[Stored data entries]
##########

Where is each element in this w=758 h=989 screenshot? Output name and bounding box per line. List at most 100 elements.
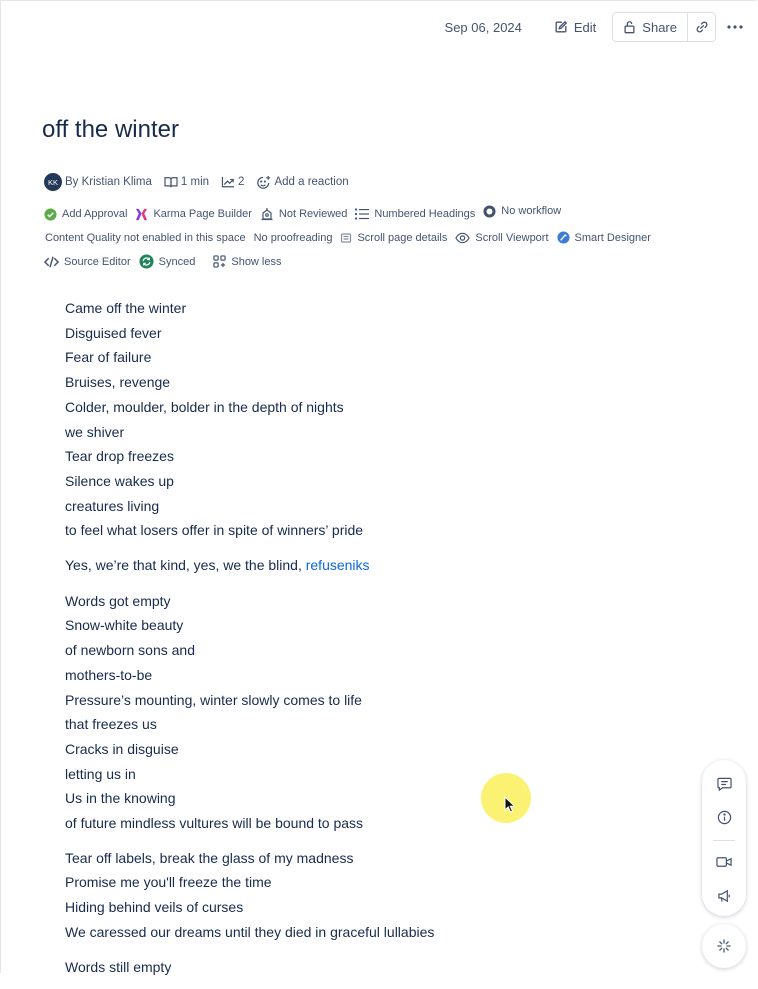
poem-line: Pressure’s mounting, winter slowly comes…	[65, 691, 362, 708]
stanza-3: Words got empty Snow-white beauty of new…	[65, 589, 675, 836]
source-editor-item[interactable]: Source Editor	[44, 256, 131, 268]
poem-line: Silence wakes up	[65, 472, 174, 489]
share-button[interactable]: Share	[612, 12, 688, 42]
stanza-2: Yes, we’re that kind, yes, we the blind,…	[65, 553, 675, 578]
approval-check-icon	[44, 207, 57, 221]
proofreading-item[interactable]: No proofreading	[254, 232, 333, 244]
poem-line: Hiding behind veils of curses	[65, 899, 244, 916]
stanza-5: Words still empty	[65, 955, 675, 980]
poem-line: mothers-to-be	[65, 666, 153, 683]
karma-page-builder-label: Karma Page Builder	[153, 208, 252, 220]
poem-line: Words still empty	[65, 958, 172, 975]
poem-line: creatures living	[65, 497, 160, 514]
smart-designer-item[interactable]: Smart Designer	[556, 231, 651, 244]
link-icon	[696, 21, 707, 33]
ai-assistant-button[interactable]	[702, 924, 746, 968]
lock-icon	[624, 21, 635, 34]
show-less-label: Show less	[231, 255, 282, 268]
views-count: 2	[238, 176, 245, 188]
record-video-button[interactable]	[709, 848, 739, 876]
poem-line: Snow-white beauty	[65, 617, 184, 634]
panel-divider	[713, 839, 735, 841]
pencil-icon	[555, 20, 568, 33]
smart-designer-label: Smart Designer	[574, 231, 651, 244]
page-content: Came off the winter Disguised fever Fear…	[65, 296, 675, 989]
edit-button[interactable]: Edit	[546, 12, 604, 42]
stanza-4: Tear off labels, break the glass of my m…	[65, 846, 675, 945]
read-time-label: 1 min	[180, 176, 210, 188]
poem-line: Disguised fever	[65, 324, 162, 341]
poem-line: of future mindless vultures will be boun…	[65, 815, 364, 832]
sync-icon	[139, 254, 154, 269]
workflow-item[interactable]: No workflow	[483, 204, 562, 218]
scroll-page-details-item[interactable]: Scroll page details	[340, 232, 447, 244]
numbered-headings-item[interactable]: Numbered Headings	[355, 208, 475, 220]
numbered-list-icon	[355, 208, 370, 220]
avatar[interactable]: KK	[44, 173, 62, 191]
karma-logo-icon	[136, 208, 148, 220]
video-icon	[716, 857, 732, 868]
book-icon	[164, 177, 178, 188]
numbered-headings-label: Numbered Headings	[374, 208, 476, 220]
poem-line: Colder, moulder, bolder in the depth of …	[65, 398, 344, 415]
not-reviewed-label: Not Reviewed	[278, 208, 348, 220]
no-workflow-label: No workflow	[501, 205, 562, 217]
stanza-1: Came off the winter Disguised fever Fear…	[65, 296, 675, 543]
poem-text: Yes, we’re that kind, yes, we the blind,	[65, 557, 306, 574]
add-reaction-button[interactable]: Add a reaction	[256, 175, 349, 190]
not-reviewed-item[interactable]: Not Reviewed	[260, 207, 347, 221]
apps-grid-icon	[213, 255, 227, 268]
page-header-actions: Sep 06, 2024 Edit Share	[445, 12, 750, 42]
poem-line: Tear drop freezes	[65, 448, 174, 465]
info-icon	[717, 810, 731, 825]
poem-line: we shiver	[65, 423, 125, 440]
smart-designer-icon	[556, 231, 570, 244]
scroll-page-icon	[341, 232, 352, 243]
synced-label: Synced	[158, 255, 196, 268]
comment-icon	[716, 777, 732, 791]
apps-row-2: Content Quality not enabled in this spac…	[45, 231, 659, 244]
poem-line: Promise me you'll freeze the time	[65, 874, 272, 891]
poem-line: to feel what losers offer in spite of wi…	[65, 522, 364, 539]
add-approval-item[interactable]: Add Approval	[44, 207, 128, 221]
more-actions-button[interactable]	[720, 12, 750, 42]
show-less-button[interactable]: Show less	[213, 255, 282, 268]
share-label: Share	[642, 19, 677, 35]
edit-label: Edit	[573, 19, 597, 35]
copy-link-button[interactable]	[688, 12, 716, 42]
content-quality-label: Content Quality not enabled in this spac…	[45, 231, 246, 244]
poem-line: Words got empty	[65, 592, 171, 609]
comments-button[interactable]	[709, 770, 739, 798]
apps-row-1: Add Approval Karma Page Builder Not Revi…	[44, 204, 569, 221]
more-icon	[727, 25, 743, 29]
author-link[interactable]: By Kristian Klima	[65, 176, 152, 188]
poem-line: letting us in	[65, 765, 136, 782]
trend-up-icon	[221, 176, 235, 188]
poem-line: Fear of failure	[65, 349, 152, 366]
eye-icon	[455, 232, 471, 243]
poem-line: of newborn sons and	[65, 642, 195, 659]
page-info-button[interactable]	[709, 804, 739, 832]
byline: KK By Kristian Klima 1 min 2 Add a react…	[44, 173, 361, 191]
poem-line: Came off the winter	[65, 300, 187, 316]
read-time: 1 min	[164, 176, 209, 188]
add-reaction-label: Add a reaction	[274, 176, 349, 188]
announcements-button[interactable]	[709, 882, 739, 910]
add-approval-label: Add Approval	[62, 208, 128, 220]
emoji-add-icon	[257, 175, 271, 189]
refuseniks-link[interactable]: refuseniks	[306, 557, 370, 573]
poem-line: that freezes us	[65, 716, 157, 733]
poem-line: We caressed our dreams until they died i…	[65, 923, 435, 940]
karma-page-builder-item[interactable]: Karma Page Builder	[135, 208, 252, 221]
scroll-viewport-label: Scroll Viewport	[475, 231, 549, 244]
page-views[interactable]: 2	[221, 176, 244, 188]
poem-line: Yes, we’re that kind, yes, we the blind,…	[65, 553, 675, 578]
code-icon	[44, 256, 59, 267]
page-date: Sep 06, 2024	[444, 19, 522, 35]
scroll-viewport-item[interactable]: Scroll Viewport	[455, 231, 549, 244]
content-quality-item[interactable]: Content Quality not enabled in this spac…	[45, 232, 246, 244]
synced-item[interactable]: Synced	[139, 254, 196, 269]
workflow-icon	[483, 204, 496, 218]
page-title: off the winter	[42, 116, 179, 143]
apps-row-3: Source Editor Synced Show less	[44, 254, 290, 269]
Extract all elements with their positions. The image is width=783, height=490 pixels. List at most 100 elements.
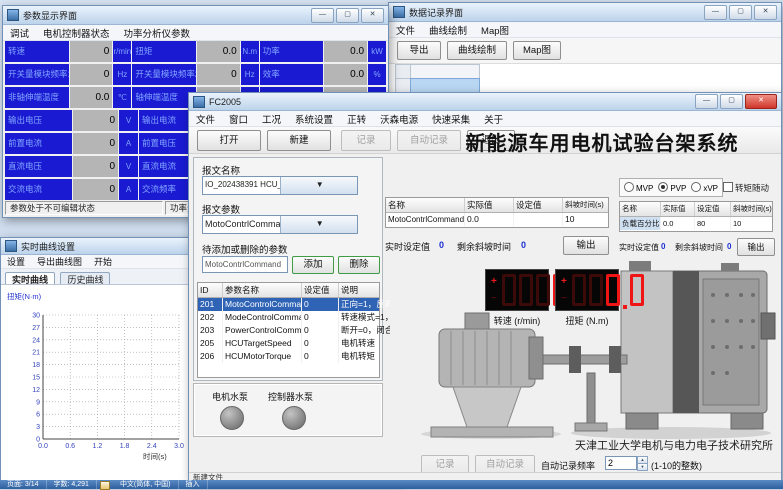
- curve-draw-button[interactable]: 曲线绘制: [447, 41, 507, 60]
- chevron-down-icon[interactable]: ▼: [280, 216, 358, 233]
- svg-text:9: 9: [36, 399, 40, 406]
- radio-icon: [658, 182, 668, 192]
- app-icon: [7, 9, 19, 21]
- menu-window[interactable]: 窗口: [222, 112, 255, 126]
- menu-power-supply[interactable]: 沃森电源: [373, 112, 425, 126]
- param-window-titlebar[interactable]: 参数显示界面 — ▢ ✕: [3, 6, 388, 25]
- grid-corner-cell[interactable]: [395, 64, 411, 79]
- radio-xvp[interactable]: xVP: [691, 182, 718, 193]
- table-row[interactable]: 202 ModeControlCommand 0 转速模式=1，: [198, 311, 379, 324]
- ramp-remaining-label: 剩余斜坡时间: [675, 242, 723, 253]
- motor-pump-indicator[interactable]: [220, 406, 244, 430]
- map-button[interactable]: Map图: [513, 41, 561, 60]
- col-id[interactable]: ID: [198, 283, 223, 297]
- freq-spinner[interactable]: ▲ ▼: [605, 456, 648, 471]
- language-indicator[interactable]: 中文(简体, 中国): [113, 480, 179, 489]
- main-window-titlebar[interactable]: FC2005 — ▢ ✕: [189, 93, 781, 111]
- torque-led-label: 扭矩 (N.m): [552, 314, 622, 327]
- menu-controller-status[interactable]: 电机控制器状态: [36, 26, 117, 40]
- table-row[interactable]: 201 MotoControlCommand 0 正向=1，反向: [198, 298, 379, 311]
- record-window-titlebar[interactable]: 数据记录界面 — ▢ ✕: [389, 3, 781, 22]
- spinner-down-icon[interactable]: ▼: [637, 464, 648, 471]
- open-button[interactable]: 打开: [197, 130, 261, 151]
- svg-text:2.4: 2.4: [147, 443, 157, 450]
- svg-text:扭矩(N·m): 扭矩(N·m): [7, 291, 42, 301]
- msg-name-value: IO_202438391 HCU_PU_4096:8HCU: [203, 177, 280, 194]
- record-button[interactable]: 记录: [341, 130, 391, 151]
- param-unit: A: [119, 133, 138, 154]
- maximize-icon[interactable]: ▢: [729, 5, 752, 20]
- checkbox-icon: [723, 182, 733, 192]
- motor-pump-label: 电机水泵: [212, 390, 248, 403]
- param-value: 0.0: [324, 64, 367, 85]
- table-row[interactable]: 205 HCUTargetSpeed 0 电机转速: [198, 337, 379, 350]
- freq-input[interactable]: [605, 456, 637, 470]
- menu-forward[interactable]: 正转: [340, 112, 373, 126]
- svg-text:15: 15: [32, 375, 40, 382]
- add-del-label: 待添加或删除的参数: [202, 242, 288, 256]
- load-set-table: 名称 实际值 设定值 斜坡时间(s) 负载百分比 0.0 80 10: [619, 201, 773, 232]
- table-row[interactable]: 203 PowerControlCommand 0 断开=0，闭合: [198, 324, 379, 337]
- menu-system-settings[interactable]: 系统设置: [288, 112, 340, 126]
- menu-debug[interactable]: 调试: [3, 26, 36, 40]
- ramp-remaining-label: 剩余斜坡时间: [457, 240, 511, 253]
- add-del-input[interactable]: [202, 256, 288, 273]
- menu-working-condition[interactable]: 工况: [255, 112, 288, 126]
- menu-start[interactable]: 开始: [88, 255, 118, 268]
- insert-mode[interactable]: 插入: [179, 480, 208, 489]
- col-set-value[interactable]: 设定值: [302, 283, 339, 297]
- delete-button[interactable]: 删除: [338, 256, 380, 274]
- menu-map[interactable]: Map图: [474, 23, 516, 37]
- new-button[interactable]: 新建: [267, 130, 331, 151]
- menu-file[interactable]: 文件: [189, 112, 222, 126]
- word-count[interactable]: 字数: 4,291: [47, 480, 97, 489]
- menu-power-analyzer[interactable]: 功率分析仪参数: [117, 26, 198, 40]
- menu-curve-draw[interactable]: 曲线绘制: [422, 23, 474, 37]
- col-desc[interactable]: 说明: [339, 283, 390, 297]
- speed-output-button[interactable]: 输出: [563, 236, 609, 255]
- grid-header-cell[interactable]: [410, 64, 480, 79]
- menu-export-curve[interactable]: 导出曲线图: [31, 255, 88, 268]
- msg-name-combobox[interactable]: IO_202438391 HCU_PU_4096:8HCU ▼: [202, 176, 358, 195]
- param-value: 0.0: [324, 41, 367, 62]
- msg-param-combobox[interactable]: MotoContrlCommand ▼: [202, 215, 358, 234]
- table-row[interactable]: 206 HCUMotorTorque 0 电机转矩: [198, 350, 379, 363]
- table-row[interactable]: MotoContrlCommand 0.0 10: [386, 213, 608, 226]
- menu-file[interactable]: 文件: [389, 23, 422, 37]
- menu-about[interactable]: 关于: [477, 112, 510, 126]
- radio-pvp[interactable]: PVP: [658, 182, 686, 193]
- close-icon[interactable]: ✕: [754, 5, 777, 20]
- led-digit: [630, 274, 644, 306]
- chevron-down-icon[interactable]: ▼: [280, 177, 358, 194]
- torque-follow-checkbox[interactable]: 转矩随动: [723, 182, 769, 194]
- maximize-icon[interactable]: ▢: [336, 8, 359, 23]
- load-output-button[interactable]: 输出: [737, 238, 775, 256]
- svg-text:12: 12: [32, 387, 40, 394]
- msg-param-value: MotoContrlCommand: [203, 216, 280, 233]
- svg-text:30: 30: [32, 313, 40, 320]
- menu-quick-acquire[interactable]: 快速采集: [425, 112, 477, 126]
- controller-pump-indicator[interactable]: [282, 406, 306, 430]
- add-button[interactable]: 添加: [292, 256, 334, 274]
- radio-mvp[interactable]: MVP: [624, 182, 653, 193]
- export-button[interactable]: 导出: [397, 41, 441, 60]
- minimize-icon[interactable]: —: [695, 94, 718, 109]
- close-icon[interactable]: ✕: [361, 8, 384, 23]
- menu-settings[interactable]: 设置: [1, 255, 31, 268]
- led-digit: [519, 274, 533, 306]
- spinner-up-icon[interactable]: ▲: [637, 456, 648, 464]
- page-indicator[interactable]: 页面: 3/14: [0, 480, 47, 489]
- close-icon[interactable]: ✕: [745, 94, 777, 109]
- param-label: 开关量模块频率2: [132, 64, 196, 85]
- table-row[interactable]: 负载百分比 0.0 80 10: [620, 217, 772, 230]
- minimize-icon[interactable]: —: [704, 5, 727, 20]
- chart-panel: 扭矩(N·m)3027242118151296300.00.61.21.82.4…: [1, 284, 192, 481]
- param-label: 前置电流: [5, 133, 72, 154]
- col-param-name[interactable]: 参数名称: [223, 283, 302, 297]
- led-decimal-point: [623, 305, 627, 309]
- param-label: 扭矩: [132, 41, 196, 62]
- maximize-icon[interactable]: ▢: [720, 94, 743, 109]
- led-digit: [536, 274, 550, 306]
- app-icon: [393, 6, 405, 18]
- minimize-icon[interactable]: —: [311, 8, 334, 23]
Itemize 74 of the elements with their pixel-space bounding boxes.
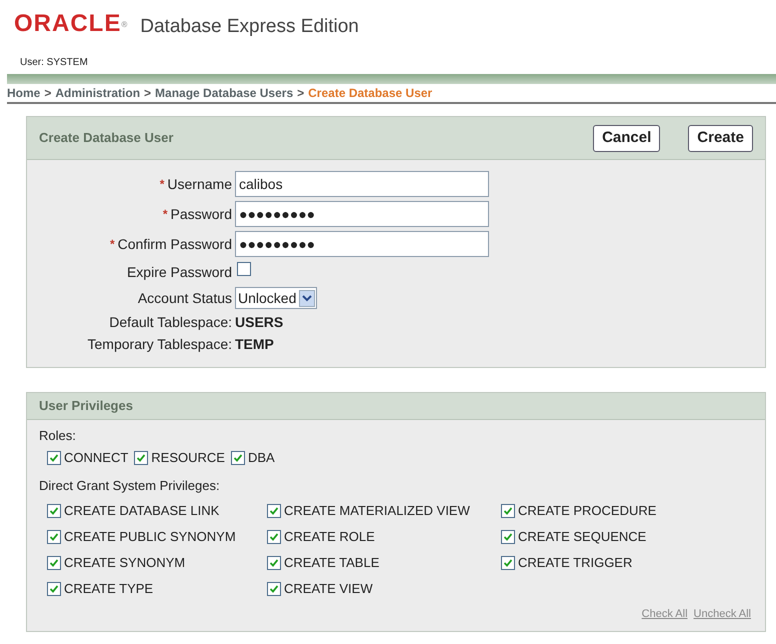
- breadcrumb-link[interactable]: Administration: [55, 84, 140, 102]
- breadcrumb-separator: >: [144, 85, 152, 102]
- field-label: Expire Password: [126, 262, 232, 282]
- input-field[interactable]: calibos: [235, 171, 489, 197]
- field-value: USERS: [235, 312, 284, 332]
- form-button[interactable]: Cancel: [593, 124, 660, 152]
- checkbox-label: CREATE PROCEDURE: [518, 502, 656, 520]
- checkbox-label: CREATE SEQUENCE: [518, 528, 646, 546]
- checkbox-label: CONNECT: [64, 449, 128, 468]
- checkbox-label: CREATE MATERIALIZED VIEW: [284, 502, 470, 520]
- check-icon: [49, 558, 59, 568]
- checkbox[interactable]: [134, 451, 148, 465]
- checkbox[interactable]: [47, 451, 61, 465]
- check-icon: [269, 532, 279, 542]
- check-icon: [49, 453, 59, 463]
- check-icon: [232, 453, 243, 463]
- check-icon: [49, 532, 59, 542]
- panel-title: User Privileges: [39, 397, 133, 416]
- section-label: Roles:: [39, 427, 77, 446]
- field-label: Password: [170, 204, 232, 224]
- field-label: Default Tablespace:: [109, 312, 232, 332]
- breadcrumb-link[interactable]: Manage Database Users: [155, 84, 294, 102]
- check-icon: [503, 532, 513, 542]
- required-mark: *: [110, 236, 115, 253]
- breadcrumb-separator: >: [44, 85, 52, 102]
- logo: ORACLE$^{®}$: [14, 12, 128, 36]
- checkbox-label: CREATE TRIGGER: [518, 554, 632, 572]
- checkbox[interactable]: [47, 530, 61, 544]
- user-label: User: SYSTEM: [19, 56, 89, 70]
- required-mark: *: [160, 176, 164, 193]
- section-label: Direct Grant System Privileges:: [39, 477, 221, 496]
- checkbox-label: CREATE TYPE: [64, 580, 154, 598]
- checkbox-label: RESOURCE: [151, 449, 225, 468]
- checkbox[interactable]: [267, 556, 281, 570]
- check-icon: [136, 453, 146, 463]
- check-icon: [503, 558, 513, 568]
- field-label: Confirm Password: [118, 234, 232, 254]
- checkbox[interactable]: [230, 451, 245, 465]
- checkbox[interactable]: [47, 556, 61, 570]
- form-button[interactable]: Create: [688, 124, 753, 152]
- checkbox-label: CREATE DATABASE LINK: [64, 502, 220, 520]
- input-field[interactable]: ●●●●●●●●●: [235, 231, 489, 257]
- checkbox[interactable]: [501, 530, 515, 544]
- check-icon: [269, 506, 279, 516]
- checkbox[interactable]: [267, 530, 281, 544]
- checkbox-label: CREATE PUBLIC SYNONYM: [64, 528, 236, 546]
- checkbox[interactable]: [47, 504, 61, 518]
- field-value: TEMP: [235, 334, 274, 354]
- checkbox[interactable]: [237, 262, 251, 276]
- status-select[interactable]: Unlocked: [235, 287, 318, 309]
- field-label: Temporary Tablespace:: [88, 334, 232, 354]
- checkbox[interactable]: [47, 582, 61, 596]
- checkbox[interactable]: [501, 556, 515, 570]
- checkbox-label: CREATE ROLE: [284, 528, 375, 546]
- checkbox-label: CREATE SYNONYM: [64, 554, 186, 572]
- field-label: Account Status: [138, 288, 232, 308]
- check-icon: [269, 584, 279, 594]
- check-icon: [269, 558, 279, 568]
- checkbox[interactable]: [267, 504, 281, 518]
- check-icon: [49, 584, 59, 594]
- field-label: Username: [167, 174, 232, 194]
- checkbox-label: CREATE TABLE: [284, 554, 380, 572]
- checkbox-label: CREATE VIEW: [284, 580, 373, 598]
- check-icon: [503, 506, 513, 516]
- checkbox[interactable]: [267, 582, 281, 596]
- checkbox[interactable]: [501, 504, 515, 518]
- panel-title: Create Database User: [39, 129, 174, 148]
- breadcrumb-link[interactable]: Home: [7, 84, 40, 102]
- checkbox-label: DBA: [248, 449, 275, 468]
- check-icon: [49, 506, 59, 516]
- input-field[interactable]: ●●●●●●●●●: [235, 201, 489, 227]
- product-title: Database Express Edition: [140, 17, 359, 36]
- breadcrumb-separator: >: [297, 85, 304, 102]
- required-mark: *: [162, 206, 168, 223]
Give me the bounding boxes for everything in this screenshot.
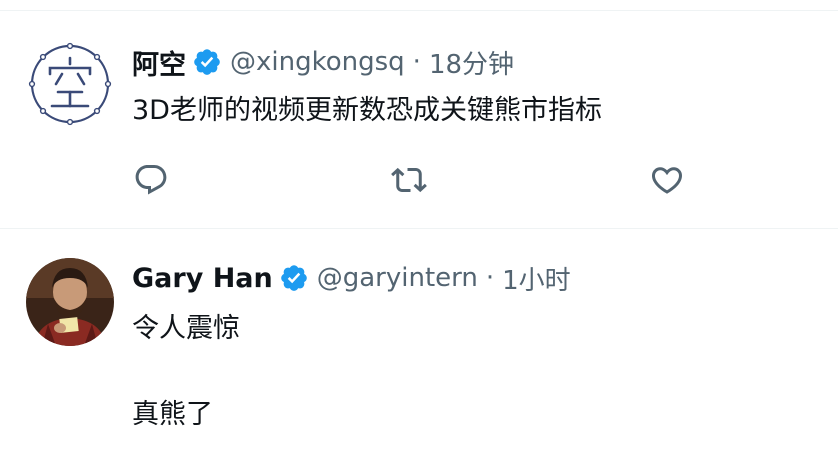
kong-logo-icon <box>27 41 113 127</box>
tweet-1[interactable]: 阿空 @xingkongsq · 18分钟 3D老师的视频更新数恐成关键熊市指标 <box>0 0 838 228</box>
reply-button[interactable] <box>131 160 171 200</box>
tweet-text: 3D老师的视频更新数恐成关键熊市指标 <box>132 95 602 126</box>
avatar[interactable] <box>26 258 114 346</box>
verified-badge-icon <box>279 263 309 293</box>
separator: · <box>412 47 421 77</box>
retweet-button[interactable] <box>389 160 429 200</box>
tweet-header: 阿空 @xingkongsq · 18分钟 <box>132 43 514 82</box>
verified-badge-icon <box>192 47 222 77</box>
tweet-text-line-1: 令人震惊 <box>132 313 240 344</box>
timestamp[interactable]: 18分钟 <box>429 44 514 81</box>
timeline: 阿空 @xingkongsq · 18分钟 3D老师的视频更新数恐成关键熊市指标 <box>0 0 838 464</box>
handle[interactable]: @xingkongsq <box>230 47 405 77</box>
timestamp[interactable]: 1小时 <box>502 260 571 297</box>
avatar[interactable] <box>26 40 114 128</box>
separator: · <box>485 263 495 293</box>
retweet-icon <box>391 167 427 193</box>
tweet-header: Gary Han @garyintern · 1小时 <box>132 260 571 296</box>
tweet-2[interactable]: Gary Han @garyintern · 1小时 令人震惊 真熊了 <box>0 229 838 464</box>
tweet-text-line-2: 真熊了 <box>132 399 213 430</box>
like-button[interactable] <box>647 160 687 200</box>
user-photo-icon <box>26 258 114 346</box>
reply-icon <box>135 165 167 195</box>
heart-icon <box>651 167 683 194</box>
handle[interactable]: @garyintern <box>317 263 478 293</box>
display-name[interactable]: 阿空 <box>132 43 186 82</box>
display-name[interactable]: Gary Han <box>132 263 273 294</box>
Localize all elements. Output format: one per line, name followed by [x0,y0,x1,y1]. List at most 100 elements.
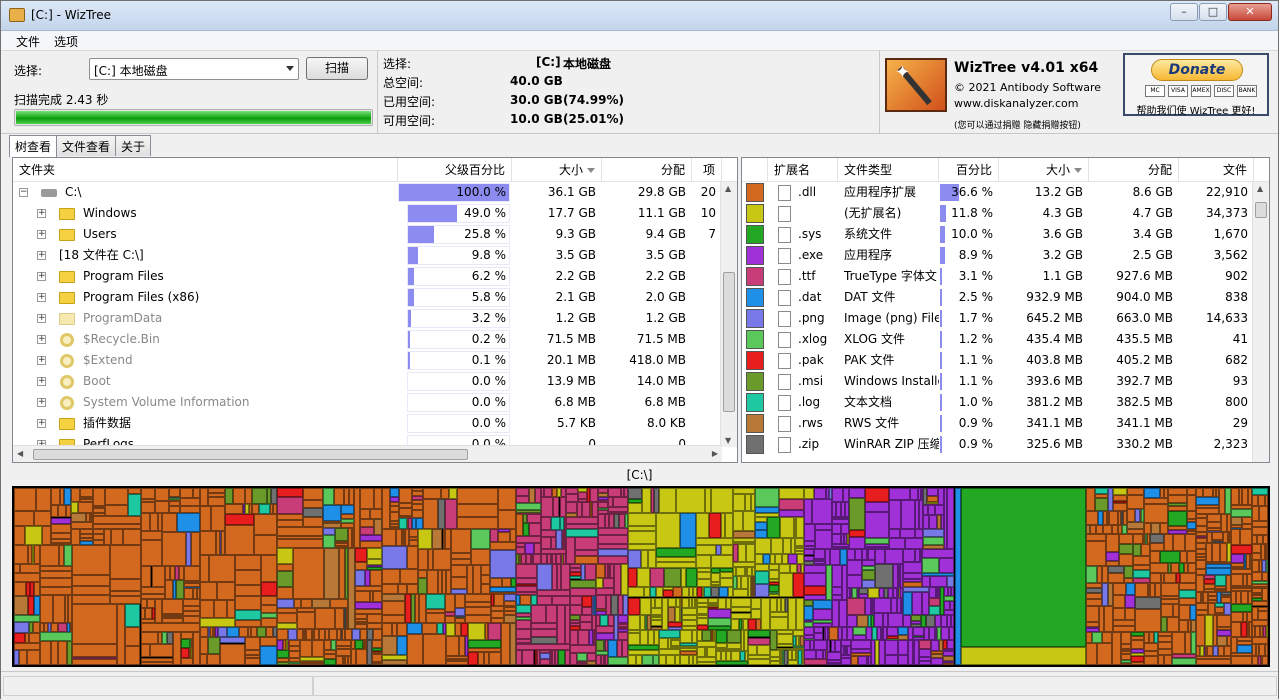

##########

- _What you need to do_
Please express the rows from the line with "- curve-draw-button[interactable]: 曲线绘制: [447, 41, 507, 60]" up to and including the line with "- param-window-titlebar[interactable]: 参数显示界面" as a numbered list, leaving out any blank lines.

- _Completed exercise_
1. - curve-draw-button[interactable]: 曲线绘制: [447, 41, 507, 60]
2. - chevron-down-icon[interactable]: ▼: [280, 216, 358, 233]
3. - svg-text:9: 9: [36, 399, 40, 406]
4. - radio-icon: [658, 182, 668, 192]
5. - app-icon: [7, 9, 19, 21]
6. - menu-window[interactable]: 窗口: [222, 112, 255, 126]
7. - menu-power-supply[interactable]: 沃森电源: [373, 112, 425, 126]
8. - param-window-titlebar[interactable]: 参数显示界面 — ▢ ✕: [3, 6, 388, 25]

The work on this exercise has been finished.